Work required — Going through the material below, please gather all lines with the word "Morocco" in them.
..............................
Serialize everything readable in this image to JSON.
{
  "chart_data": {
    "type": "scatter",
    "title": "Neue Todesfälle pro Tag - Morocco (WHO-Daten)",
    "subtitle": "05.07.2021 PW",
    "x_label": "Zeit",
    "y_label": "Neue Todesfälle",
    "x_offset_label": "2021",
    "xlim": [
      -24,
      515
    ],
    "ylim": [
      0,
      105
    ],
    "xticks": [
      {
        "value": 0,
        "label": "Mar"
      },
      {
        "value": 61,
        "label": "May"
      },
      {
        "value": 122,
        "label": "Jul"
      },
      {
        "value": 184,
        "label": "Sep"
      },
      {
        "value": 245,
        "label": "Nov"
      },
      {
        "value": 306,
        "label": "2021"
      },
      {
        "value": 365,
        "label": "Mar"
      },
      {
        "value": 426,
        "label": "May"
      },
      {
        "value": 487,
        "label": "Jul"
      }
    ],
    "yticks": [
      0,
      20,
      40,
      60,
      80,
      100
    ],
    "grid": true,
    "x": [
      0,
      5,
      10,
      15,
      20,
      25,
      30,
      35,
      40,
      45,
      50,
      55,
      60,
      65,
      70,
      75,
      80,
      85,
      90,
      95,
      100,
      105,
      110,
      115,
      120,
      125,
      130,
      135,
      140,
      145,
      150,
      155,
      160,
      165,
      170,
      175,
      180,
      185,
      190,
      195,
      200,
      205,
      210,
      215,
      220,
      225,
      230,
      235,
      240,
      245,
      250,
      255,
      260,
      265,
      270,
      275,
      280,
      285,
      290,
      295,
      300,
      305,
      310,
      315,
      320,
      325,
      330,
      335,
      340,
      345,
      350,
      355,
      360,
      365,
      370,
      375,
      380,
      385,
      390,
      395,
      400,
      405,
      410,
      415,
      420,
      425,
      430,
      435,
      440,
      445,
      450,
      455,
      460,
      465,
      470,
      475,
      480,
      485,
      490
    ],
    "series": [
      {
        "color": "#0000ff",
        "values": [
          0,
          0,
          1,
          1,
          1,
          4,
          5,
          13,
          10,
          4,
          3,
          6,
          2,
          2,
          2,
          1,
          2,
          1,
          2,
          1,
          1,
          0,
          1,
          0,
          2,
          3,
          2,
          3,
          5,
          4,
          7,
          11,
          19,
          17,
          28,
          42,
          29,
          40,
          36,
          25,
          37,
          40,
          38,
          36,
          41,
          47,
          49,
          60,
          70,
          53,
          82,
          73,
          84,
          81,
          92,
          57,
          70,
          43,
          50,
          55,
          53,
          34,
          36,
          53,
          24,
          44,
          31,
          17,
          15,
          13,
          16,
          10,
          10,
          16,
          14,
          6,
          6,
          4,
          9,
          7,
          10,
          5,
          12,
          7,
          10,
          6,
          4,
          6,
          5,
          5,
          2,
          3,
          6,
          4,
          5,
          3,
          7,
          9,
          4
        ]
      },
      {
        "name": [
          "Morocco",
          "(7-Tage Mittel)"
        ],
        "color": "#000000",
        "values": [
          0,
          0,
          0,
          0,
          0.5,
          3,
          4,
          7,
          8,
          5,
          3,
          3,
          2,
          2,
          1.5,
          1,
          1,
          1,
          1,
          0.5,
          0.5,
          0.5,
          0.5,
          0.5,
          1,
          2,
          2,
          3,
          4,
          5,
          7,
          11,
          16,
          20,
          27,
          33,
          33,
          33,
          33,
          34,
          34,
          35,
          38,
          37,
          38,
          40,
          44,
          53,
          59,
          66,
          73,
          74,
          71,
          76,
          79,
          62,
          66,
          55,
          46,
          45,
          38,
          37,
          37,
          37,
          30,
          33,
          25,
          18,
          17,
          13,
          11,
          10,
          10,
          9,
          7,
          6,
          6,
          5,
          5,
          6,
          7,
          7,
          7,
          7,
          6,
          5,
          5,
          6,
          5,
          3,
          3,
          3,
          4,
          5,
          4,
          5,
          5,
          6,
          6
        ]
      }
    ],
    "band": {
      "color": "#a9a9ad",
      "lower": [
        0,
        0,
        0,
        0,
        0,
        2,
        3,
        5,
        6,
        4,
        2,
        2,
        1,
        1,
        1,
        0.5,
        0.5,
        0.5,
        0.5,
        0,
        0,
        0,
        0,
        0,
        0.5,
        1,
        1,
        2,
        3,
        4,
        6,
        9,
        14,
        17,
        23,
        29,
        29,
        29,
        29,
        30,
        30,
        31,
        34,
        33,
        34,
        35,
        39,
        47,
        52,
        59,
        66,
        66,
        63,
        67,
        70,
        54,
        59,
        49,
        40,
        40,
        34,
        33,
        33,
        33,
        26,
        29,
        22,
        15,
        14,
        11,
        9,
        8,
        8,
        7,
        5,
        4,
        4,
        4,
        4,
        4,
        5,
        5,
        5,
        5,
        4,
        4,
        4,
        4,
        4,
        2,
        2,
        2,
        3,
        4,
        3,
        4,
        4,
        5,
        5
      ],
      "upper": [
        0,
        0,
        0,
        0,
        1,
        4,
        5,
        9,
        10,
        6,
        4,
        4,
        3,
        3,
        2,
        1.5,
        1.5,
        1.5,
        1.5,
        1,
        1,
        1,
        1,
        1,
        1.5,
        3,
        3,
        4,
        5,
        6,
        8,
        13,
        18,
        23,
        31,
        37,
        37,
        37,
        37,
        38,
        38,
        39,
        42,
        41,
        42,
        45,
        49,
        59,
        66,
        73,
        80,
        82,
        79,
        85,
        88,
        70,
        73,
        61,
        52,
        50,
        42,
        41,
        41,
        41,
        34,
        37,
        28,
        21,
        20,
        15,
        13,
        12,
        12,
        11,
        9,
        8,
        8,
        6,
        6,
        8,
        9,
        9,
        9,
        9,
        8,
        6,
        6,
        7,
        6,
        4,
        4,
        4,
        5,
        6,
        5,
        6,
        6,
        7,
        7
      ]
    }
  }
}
..............................
Full answer —
    "title": "Neue Todesfälle pro Tag - Morocco (WHO-Daten)",
          "Morocco",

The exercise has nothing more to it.